**Dataset records**:
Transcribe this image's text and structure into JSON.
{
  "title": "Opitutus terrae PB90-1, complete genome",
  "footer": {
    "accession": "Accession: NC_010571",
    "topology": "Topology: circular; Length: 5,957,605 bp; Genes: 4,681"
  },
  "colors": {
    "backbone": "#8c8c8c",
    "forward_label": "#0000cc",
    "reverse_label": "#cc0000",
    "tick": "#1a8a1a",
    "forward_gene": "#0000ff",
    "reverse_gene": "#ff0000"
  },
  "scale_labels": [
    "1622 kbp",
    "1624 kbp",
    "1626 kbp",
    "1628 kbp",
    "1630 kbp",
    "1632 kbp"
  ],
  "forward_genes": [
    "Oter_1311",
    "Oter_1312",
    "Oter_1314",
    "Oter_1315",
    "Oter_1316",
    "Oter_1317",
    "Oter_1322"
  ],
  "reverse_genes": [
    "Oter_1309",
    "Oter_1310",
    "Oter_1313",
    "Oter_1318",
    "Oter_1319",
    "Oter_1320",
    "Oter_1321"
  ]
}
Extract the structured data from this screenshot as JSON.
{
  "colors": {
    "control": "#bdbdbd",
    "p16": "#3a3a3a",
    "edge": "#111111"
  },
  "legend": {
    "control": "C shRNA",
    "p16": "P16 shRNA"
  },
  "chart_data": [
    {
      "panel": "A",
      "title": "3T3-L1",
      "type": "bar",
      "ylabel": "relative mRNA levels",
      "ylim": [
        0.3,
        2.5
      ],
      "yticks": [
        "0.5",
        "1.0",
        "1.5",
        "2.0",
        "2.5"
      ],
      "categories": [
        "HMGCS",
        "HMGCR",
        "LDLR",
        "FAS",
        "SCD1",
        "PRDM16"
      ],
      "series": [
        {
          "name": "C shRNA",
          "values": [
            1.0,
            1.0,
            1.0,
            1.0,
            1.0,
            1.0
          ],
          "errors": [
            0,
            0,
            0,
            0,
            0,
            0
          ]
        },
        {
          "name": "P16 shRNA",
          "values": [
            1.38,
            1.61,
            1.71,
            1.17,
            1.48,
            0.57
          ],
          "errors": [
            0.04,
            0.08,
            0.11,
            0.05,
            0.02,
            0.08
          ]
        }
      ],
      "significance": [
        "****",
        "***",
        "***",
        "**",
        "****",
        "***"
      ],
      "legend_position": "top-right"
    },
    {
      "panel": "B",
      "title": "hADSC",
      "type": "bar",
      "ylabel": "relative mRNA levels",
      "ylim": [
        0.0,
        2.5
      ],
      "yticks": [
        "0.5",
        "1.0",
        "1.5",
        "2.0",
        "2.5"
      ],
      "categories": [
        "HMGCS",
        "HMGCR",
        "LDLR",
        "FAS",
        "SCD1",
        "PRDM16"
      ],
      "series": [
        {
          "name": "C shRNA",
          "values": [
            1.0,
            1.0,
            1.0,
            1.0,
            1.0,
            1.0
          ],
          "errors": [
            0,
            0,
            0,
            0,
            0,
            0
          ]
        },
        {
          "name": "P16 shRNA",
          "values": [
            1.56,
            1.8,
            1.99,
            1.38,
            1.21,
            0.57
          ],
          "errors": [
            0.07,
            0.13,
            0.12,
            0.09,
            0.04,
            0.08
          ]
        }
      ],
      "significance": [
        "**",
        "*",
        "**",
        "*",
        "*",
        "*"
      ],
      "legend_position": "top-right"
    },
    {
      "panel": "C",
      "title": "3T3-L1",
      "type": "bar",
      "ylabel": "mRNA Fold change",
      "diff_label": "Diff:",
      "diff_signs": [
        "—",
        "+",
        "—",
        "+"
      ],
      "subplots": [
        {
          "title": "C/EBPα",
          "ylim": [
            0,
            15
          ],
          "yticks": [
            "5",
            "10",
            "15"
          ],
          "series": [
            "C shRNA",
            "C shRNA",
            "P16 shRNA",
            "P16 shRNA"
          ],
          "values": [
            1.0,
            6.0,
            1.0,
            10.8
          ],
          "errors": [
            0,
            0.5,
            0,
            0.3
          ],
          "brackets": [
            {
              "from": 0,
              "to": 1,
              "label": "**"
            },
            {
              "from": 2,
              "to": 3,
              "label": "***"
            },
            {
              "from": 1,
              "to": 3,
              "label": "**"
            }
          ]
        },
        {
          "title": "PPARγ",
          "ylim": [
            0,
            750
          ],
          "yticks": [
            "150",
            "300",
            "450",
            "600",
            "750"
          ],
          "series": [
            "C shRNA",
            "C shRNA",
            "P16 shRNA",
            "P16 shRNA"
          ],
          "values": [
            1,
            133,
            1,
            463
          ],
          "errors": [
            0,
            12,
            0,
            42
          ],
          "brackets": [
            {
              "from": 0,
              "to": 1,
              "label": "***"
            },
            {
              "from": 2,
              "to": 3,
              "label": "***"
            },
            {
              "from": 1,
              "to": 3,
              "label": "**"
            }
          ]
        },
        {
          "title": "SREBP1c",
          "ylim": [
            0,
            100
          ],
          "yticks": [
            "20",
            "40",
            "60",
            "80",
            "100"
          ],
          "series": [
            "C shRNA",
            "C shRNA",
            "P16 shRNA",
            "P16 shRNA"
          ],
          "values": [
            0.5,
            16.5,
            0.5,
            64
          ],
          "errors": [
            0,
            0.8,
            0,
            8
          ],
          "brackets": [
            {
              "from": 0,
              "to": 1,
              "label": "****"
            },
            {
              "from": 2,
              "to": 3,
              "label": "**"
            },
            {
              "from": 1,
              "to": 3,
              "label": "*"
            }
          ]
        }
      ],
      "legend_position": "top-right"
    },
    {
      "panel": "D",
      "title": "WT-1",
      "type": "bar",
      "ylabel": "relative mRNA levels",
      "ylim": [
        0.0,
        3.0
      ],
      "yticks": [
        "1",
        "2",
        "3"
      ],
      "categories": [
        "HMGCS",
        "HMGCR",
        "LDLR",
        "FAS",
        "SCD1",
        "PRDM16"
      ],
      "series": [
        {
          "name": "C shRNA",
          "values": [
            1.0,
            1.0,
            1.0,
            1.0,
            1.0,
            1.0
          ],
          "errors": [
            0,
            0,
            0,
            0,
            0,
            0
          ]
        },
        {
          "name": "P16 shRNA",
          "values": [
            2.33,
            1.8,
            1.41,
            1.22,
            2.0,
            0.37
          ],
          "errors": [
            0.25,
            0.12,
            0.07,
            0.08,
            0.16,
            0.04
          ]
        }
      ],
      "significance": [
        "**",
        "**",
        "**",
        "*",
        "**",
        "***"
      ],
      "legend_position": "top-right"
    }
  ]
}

**Instructions for the task**: Reproduce the listing in full. Keep it exactly as written.

**Written answer**:
Transcribe this image's text and structure into JSON.
{
  "title": "Opitutus terrae PB90-1, complete genome",
  "footer": {
    "accession": "Accession: NC_010571",
    "topology": "Topology: circular; Length: 5,957,605 bp; Genes: 4,681"
  },
  "colors": {
    "backbone": "#8c8c8c",
    "forward_label": "#0000cc",
    "reverse_label": "#cc0000",
    "tick": "#1a8a1a",
    "forward_gene": "#0000ff",
    "reverse_gene": "#ff0000"
  },
  "scale_labels": [
    "1622 kbp",
    "1624 kbp",
    "1626 kbp",
    "1628 kbp",
    "1630 kbp",
    "1632 kbp"
  ],
  "forward_genes": [
    "Oter_1311",
    "Oter_1312",
    "Oter_1314",
    "Oter_1315",
    "Oter_1316",
    "Oter_1317",
    "Oter_1322"
  ],
  "reverse_genes": [
    "Oter_1309",
    "Oter_1310",
    "Oter_1313",
    "Oter_1318",
    "Oter_1319",
    "Oter_1320",
    "Oter_1321"
  ]
}
Extract the structured data from this screenshot as JSON.
{
  "colors": {
    "control": "#bdbdbd",
    "p16": "#3a3a3a",
    "edge": "#111111"
  },
  "legend": {
    "control": "C shRNA",
    "p16": "P16 shRNA"
  },
  "chart_data": [
    {
      "panel": "A",
      "title": "3T3-L1",
      "type": "bar",
      "ylabel": "relative mRNA levels",
      "ylim": [
        0.3,
        2.5
      ],
      "yticks": [
        "0.5",
        "1.0",
        "1.5",
        "2.0",
        "2.5"
      ],
      "categories": [
        "HMGCS",
        "HMGCR",
        "LDLR",
        "FAS",
        "SCD1",
        "PRDM16"
      ],
      "series": [
        {
          "name": "C shRNA",
          "values": [
            1.0,
            1.0,
            1.0,
            1.0,
            1.0,
            1.0
          ],
          "errors": [
            0,
            0,
            0,
            0,
            0,
            0
          ]
        },
        {
          "name": "P16 shRNA",
          "values": [
            1.38,
            1.61,
            1.71,
            1.17,
            1.48,
            0.57
          ],
          "errors": [
            0.04,
            0.08,
            0.11,
            0.05,
            0.02,
            0.08
          ]
        }
      ],
      "significance": [
        "****",
        "***",
        "***",
        "**",
        "****",
        "***"
      ],
      "legend_position": "top-right"
    },
    {
      "panel": "B",
      "title": "hADSC",
      "type": "bar",
      "ylabel": "relative mRNA levels",
      "ylim": [
        0.0,
        2.5
      ],
      "yticks": [
        "0.5",
        "1.0",
        "1.5",
        "2.0",
        "2.5"
      ],
      "categories": [
        "HMGCS",
        "HMGCR",
        "LDLR",
        "FAS",
        "SCD1",
        "PRDM16"
      ],
      "series": [
        {
          "name": "C shRNA",
          "values": [
            1.0,
            1.0,
            1.0,
            1.0,
            1.0,
            1.0
          ],
          "errors": [
            0,
            0,
            0,
            0,
            0,
            0
          ]
        },
        {
          "name": "P16 shRNA",
          "values": [
            1.56,
            1.8,
            1.99,
            1.38,
            1.21,
            0.57
          ],
          "errors": [
            0.07,
            0.13,
            0.12,
            0.09,
            0.04,
            0.08
          ]
        }
      ],
      "significance": [
        "**",
        "*",
        "**",
        "*",
        "*",
        "*"
      ],
      "legend_position": "top-right"
    },
    {
      "panel": "C",
      "title": "3T3-L1",
      "type": "bar",
      "ylabel": "mRNA Fold change",
      "diff_label": "Diff:",
      "diff_signs": [
        "—",
        "+",
        "—",
        "+"
      ],
      "subplots": [
        {
          "title": "C/EBPα",
          "ylim": [
            0,
            15
          ],
          "yticks": [
            "5",
            "10",
            "15"
          ],
          "series": [
            "C shRNA",
            "C shRNA",
            "P16 shRNA",
            "P16 shRNA"
          ],
          "values": [
            1.0,
            6.0,
            1.0,
            10.8
          ],
          "errors": [
            0,
            0.5,
            0,
            0.3
          ],
          "brackets": [
            {
              "from": 0,
              "to": 1,
              "label": "**"
            },
            {
              "from": 2,
              "to": 3,
              "label": "***"
            },
            {
              "from": 1,
              "to": 3,
              "label": "**"
            }
          ]
        },
        {
          "title": "PPARγ",
          "ylim": [
            0,
            750
          ],
          "yticks": [
            "150",
            "300",
            "450",
            "600",
            "750"
          ],
          "series": [
            "C shRNA",
            "C shRNA",
            "P16 shRNA",
            "P16 shRNA"
          ],
          "values": [
            1,
            133,
            1,
            463
          ],
          "errors": [
            0,
            12,
            0,
            42
          ],
          "brackets": [
            {
              "from": 0,
              "to": 1,
              "label": "***"
            },
            {
              "from": 2,
              "to": 3,
              "label": "***"
            },
            {
              "from": 1,
              "to": 3,
              "label": "**"
            }
          ]
        },
        {
          "title": "SREBP1c",
          "ylim": [
            0,
            100
          ],
          "yticks": [
            "20",
            "40",
            "60",
            "80",
            "100"
          ],
          "series": [
            "C shRNA",
            "C shRNA",
            "P16 shRNA",
            "P16 shRNA"
          ],
          "values": [
            0.5,
            16.5,
            0.5,
            64
          ],
          "errors": [
            0,
            0.8,
            0,
            8
          ],
          "brackets": [
            {
              "from": 0,
              "to": 1,
              "label": "****"
            },
            {
              "from": 2,
              "to": 3,
              "label": "**"
            },
            {
              "from": 1,
              "to": 3,
              "label": "*"
            }
          ]
        }
      ],
      "legend_position": "top-right"
    },
    {
      "panel": "D",
      "title": "WT-1",
      "type": "bar",
      "ylabel": "relative mRNA levels",
      "ylim": [
        0.0,
        3.0
      ],
      "yticks": [
        "1",
        "2",
        "3"
      ],
      "categories": [
        "HMGCS",
        "HMGCR",
        "LDLR",
        "FAS",
        "SCD1",
        "PRDM16"
      ],
      "series": [
        {
          "name": "C shRNA",
          "values": [
            1.0,
            1.0,
            1.0,
            1.0,
            1.0,
            1.0
          ],
          "errors": [
            0,
            0,
            0,
            0,
            0,
            0
          ]
        },
        {
          "name": "P16 shRNA",
          "values": [
            2.33,
            1.8,
            1.41,
            1.22,
            2.0,
            0.37
          ],
          "errors": [
            0.25,
            0.12,
            0.07,
            0.08,
            0.16,
            0.04
          ]
        }
      ],
      "significance": [
        "**",
        "**",
        "**",
        "*",
        "**",
        "***"
      ],
      "legend_position": "top-right"
    }
  ]
}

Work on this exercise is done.